* Do this:
Output the material exactly, but drop every image it holds.

====== Records supplied

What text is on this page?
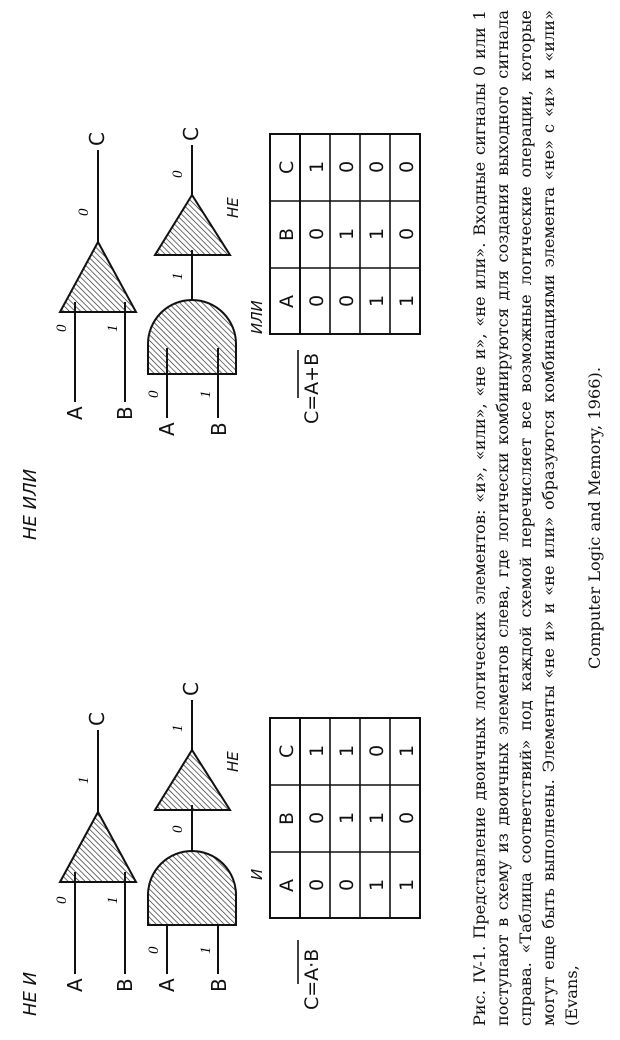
НЕ И A B
0 1
1
C
A B
0 1
И
0
НЕ
1
C
C=A·B
A
B
C
0
0
1
0
1
1
1
1
0
1
0
1
НЕ ИЛИ
A B
0 1
0
C
A B
0 1
ИЛИ
1
НЕ
0
C
C=A+B
A
B
C
0
0
1
0
1
0
1
1
0
1
0
0
Рис. IV-1. Представление двоичных логических элементов: «и», «или», «не и», «не или». Входные сигналы 0 или 1 поступают в схему из двоичных элементов слева, где логически комбинируются для создания выходного сигнала справа. «Таблица соответствий» под каждой схемой перечисляет все возможные логические операции, которые могут еще быть выполнены. Элементы «не и» и «не или» образуются комбинациями элемента «не» с «и» и «или» (Evans,
Computer Logic and Memory, 1966).
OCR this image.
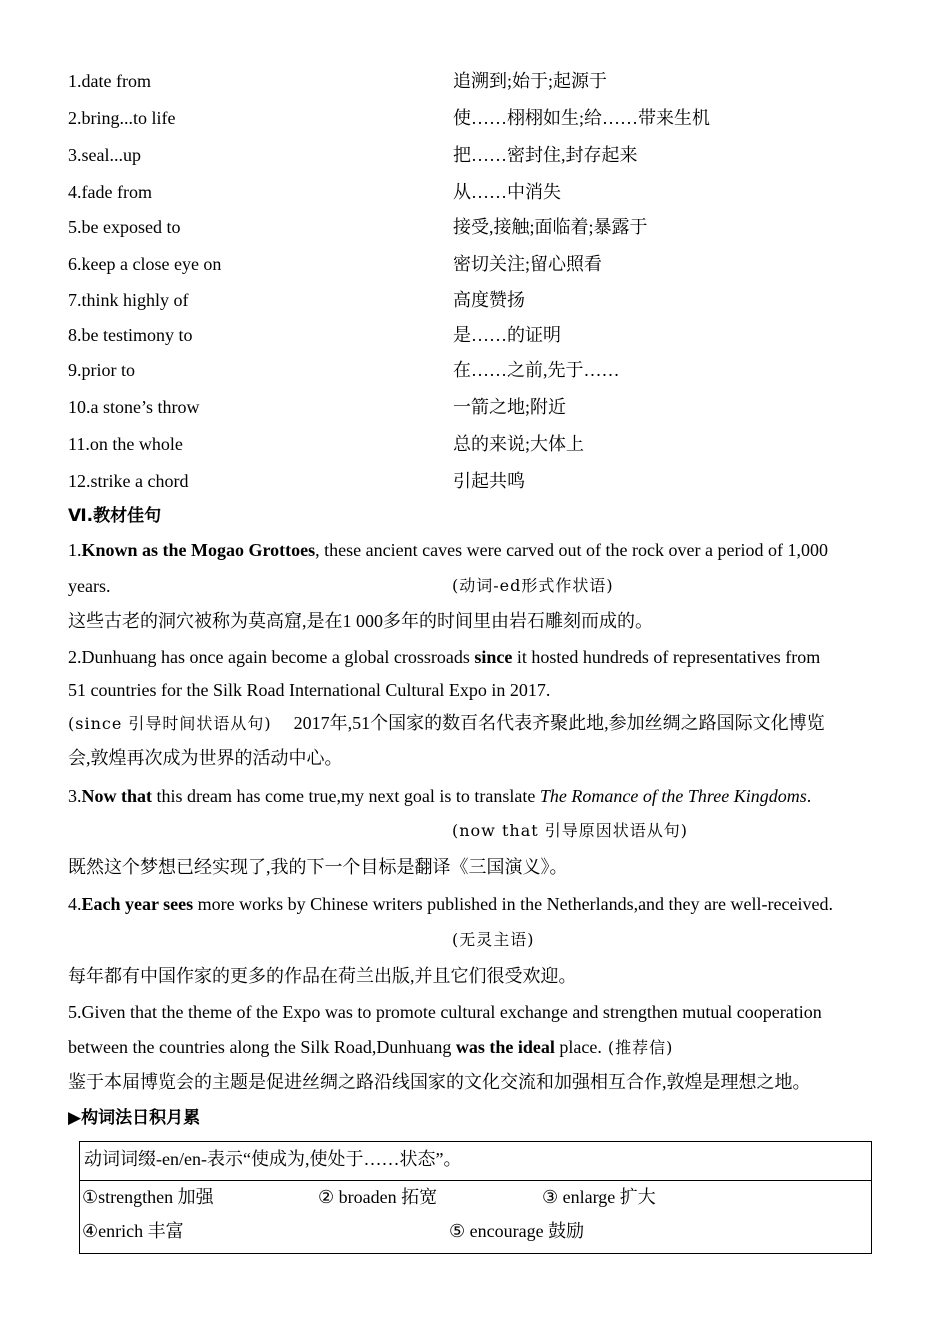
1.date from	追溯到;始于;起源于
2.bring...to life	使……栩栩如生;给……带来生机
3.seal...up	把……密封住,封存起来
4.fade from	从……中消失
5.be exposed to	接受,接触;面临着;暴露于
6.keep a close eye on	密切关注;留心照看
7.think highly of	高度赞扬
8.be testimony to	是……的证明
9.prior to	在……之前,先于……
10.a stone’s throw	一箭之地;附近
11.on the whole	总的来说;大体上
12.strike a chord	引起共鸣
Ⅵ.教材佳句
1.Known as the Mogao Grottoes, these ancient caves were carved out of the rock over a period of 1,000
years.	(动词-ed形式作状语)
这些古老的洞穴被称为莫高窟,是在1 000多年的时间里由岩石雕刻而成的。
2.Dunhuang has once again become a global crossroads since it hosted hundreds of representatives from
51 countries for the Silk Road International Cultural Expo in 2017.
(since 引导时间状语从句) 2017年,51个国家的数百名代表齐聚此地,参加丝绸之路国际文化博览
会,敦煌再次成为世界的活动中心。
3.Now that this dream has come true,my next goal is to translate The Romance of the Three Kingdoms.
(now that 引导原因状语从句)
既然这个梦想已经实现了,我的下一个目标是翻译《三国演义》。
4.Each year sees more works by Chinese writers published in the Netherlands,and they are well-received.
(无灵主语)
每年都有中国作家的更多的作品在荷兰出版,并且它们很受欢迎。
5.Given that the theme of the Expo was to promote cultural exchange and strengthen mutual cooperation
between the countries along the Silk Road,Dunhuang was the ideal place. (推荐信)
鉴于本届博览会的主题是促进丝绸之路沿线国家的文化交流和加强相互合作,敦煌是理想之地。
▶构词法日积月累
动词词缀-en/en-表示“使成为,使处于……状态”。

①strengthen 加强	② broaden 拓宽	③ enlarge 扩大
④enrich 丰富	⑤ encourage 鼓励
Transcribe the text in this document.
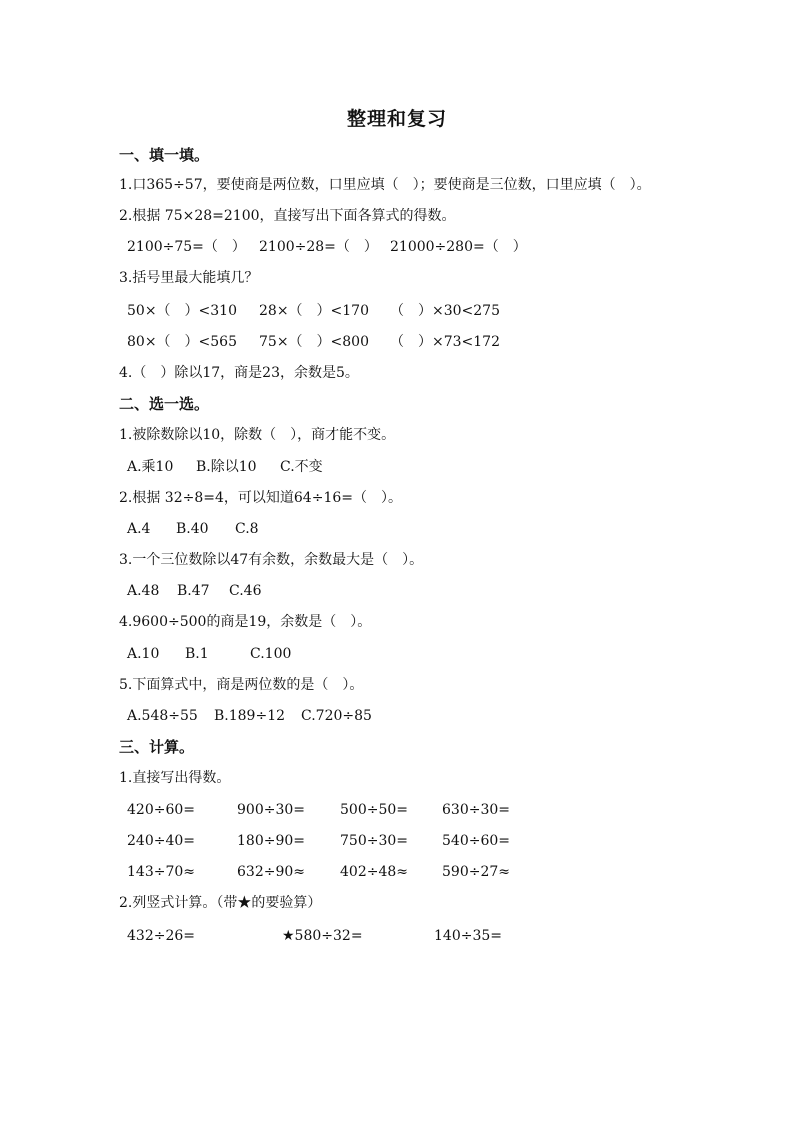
整理和复习
一、填一填。
1.口365÷57，要使商是两位数，口里应填（　）；要使商是三位数，口里应填（　）。
2.根据 75×28=2100，直接写出下面各算式的得数。
2100÷75=（　） 2100÷28=（　） 21000÷280=（　）
3.括号里最大能填几？
50×（　）<310 28×（　）<170 （　）×30<275
80×（　）<565 75×（　）<800 （　）×73<172
4.（　）除以17，商是23，余数是5。
二、选一选。
1.被除数除以10，除数（　），商才能不变。
A.乘10 B.除以10 C.不变
2.根据 32÷8=4，可以知道64÷16=（　）。
A.4 B.40 C.8
3.一个三位数除以47有余数，余数最大是（　）。
A.48 B.47 C.46
4.9600÷500的商是19，余数是（　）。
A.10 B.1	C.100
5.下面算式中，商是两位数的是（　）。
A.548÷55 B.189÷12 C.720÷85
三、计算。
1.直接写出得数。
420÷60=	900÷30=	500÷50= 630÷30=
240÷40=	180÷90=	750÷30= 540÷60=
143÷70≈	632÷90≈	402÷48≈ 590÷27≈
2.列竖式计算。（带★的要验算）
432÷26=	★580÷32=	140÷35=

============

* Response:
What text is on this page?
НЕ И A B
0 1
1
C
A B
0 1
И
0
НЕ
1
C
C=A·B
A
B
C
0
0
1
0
1
1
1
1
0
1
0
1
НЕ ИЛИ
A B
0 1
0
C
A B
0 1
ИЛИ
1
НЕ
0
C
C=A+B
A
B
C
0
0
1
0
1
0
1
1
0
1
0
0
Рис. IV-1. Представление двоичных логических элементов: «и», «или», «не и», «не или». Входные сигналы 0 или 1 поступают в схему из двоичных элементов слева, где логически комбинируются для создания выходного сигнала справа. «Таблица соответствий» под каждой схемой перечисляет все возможные логические операции, которые могут еще быть выполнены. Элементы «не и» и «не или» образуются комбинациями элемента «не» с «и» и «или» (Evans,
Computer Logic and Memory, 1966).
OCR this image.
1.date from	追溯到;始于;起源于
2.bring...to life	使……栩栩如生;给……带来生机
3.seal...up	把……密封住,封存起来
4.fade from	从……中消失
5.be exposed to	接受,接触;面临着;暴露于
6.keep a close eye on	密切关注;留心照看
7.think highly of	高度赞扬
8.be testimony to	是……的证明
9.prior to	在……之前,先于……
10.a stone’s throw	一箭之地;附近
11.on the whole	总的来说;大体上
12.strike a chord	引起共鸣
Ⅵ.教材佳句
1.Known as the Mogao Grottoes, these ancient caves were carved out of the rock over a period of 1,000
years.	(动词-ed形式作状语)
这些古老的洞穴被称为莫高窟,是在1 000多年的时间里由岩石雕刻而成的。
2.Dunhuang has once again become a global crossroads since it hosted hundreds of representatives from
51 countries for the Silk Road International Cultural Expo in 2017.
(since 引导时间状语从句) 2017年,51个国家的数百名代表齐聚此地,参加丝绸之路国际文化博览
会,敦煌再次成为世界的活动中心。
3.Now that this dream has come true,my next goal is to translate The Romance of the Three Kingdoms.
(now that 引导原因状语从句)
既然这个梦想已经实现了,我的下一个目标是翻译《三国演义》。
4.Each year sees more works by Chinese writers published in the Netherlands,and they are well-received.
(无灵主语)
每年都有中国作家的更多的作品在荷兰出版,并且它们很受欢迎。
5.Given that the theme of the Expo was to promote cultural exchange and strengthen mutual cooperation
between the countries along the Silk Road,Dunhuang was the ideal place. (推荐信)
鉴于本届博览会的主题是促进丝绸之路沿线国家的文化交流和加强相互合作,敦煌是理想之地。
▶构词法日积月累
动词词缀-en/en-表示“使成为,使处于……状态”。

①strengthen 加强	② broaden 拓宽	③ enlarge 扩大
④enrich 丰富	⑤ encourage 鼓励
Transcribe the text in this document.
整理和复习
一、填一填。
1.口365÷57，要使商是两位数，口里应填（　）；要使商是三位数，口里应填（　）。
2.根据 75×28=2100，直接写出下面各算式的得数。
2100÷75=（　） 2100÷28=（　） 21000÷280=（　）
3.括号里最大能填几？
50×（　）<310 28×（　）<170 （　）×30<275
80×（　）<565 75×（　）<800 （　）×73<172
4.（　）除以17，商是23，余数是5。
二、选一选。
1.被除数除以10，除数（　），商才能不变。
A.乘10 B.除以10 C.不变
2.根据 32÷8=4，可以知道64÷16=（　）。
A.4 B.40 C.8
3.一个三位数除以47有余数，余数最大是（　）。
A.48 B.47 C.46
4.9600÷500的商是19，余数是（　）。
A.10 B.1	C.100
5.下面算式中，商是两位数的是（　）。
A.548÷55 B.189÷12 C.720÷85
三、计算。
1.直接写出得数。
420÷60=	900÷30=	500÷50= 630÷30=
240÷40=	180÷90=	750÷30= 540÷60=
143÷70≈	632÷90≈	402÷48≈ 590÷27≈
2.列竖式计算。（带★的要验算）
432÷26=	★580÷32=	140÷35=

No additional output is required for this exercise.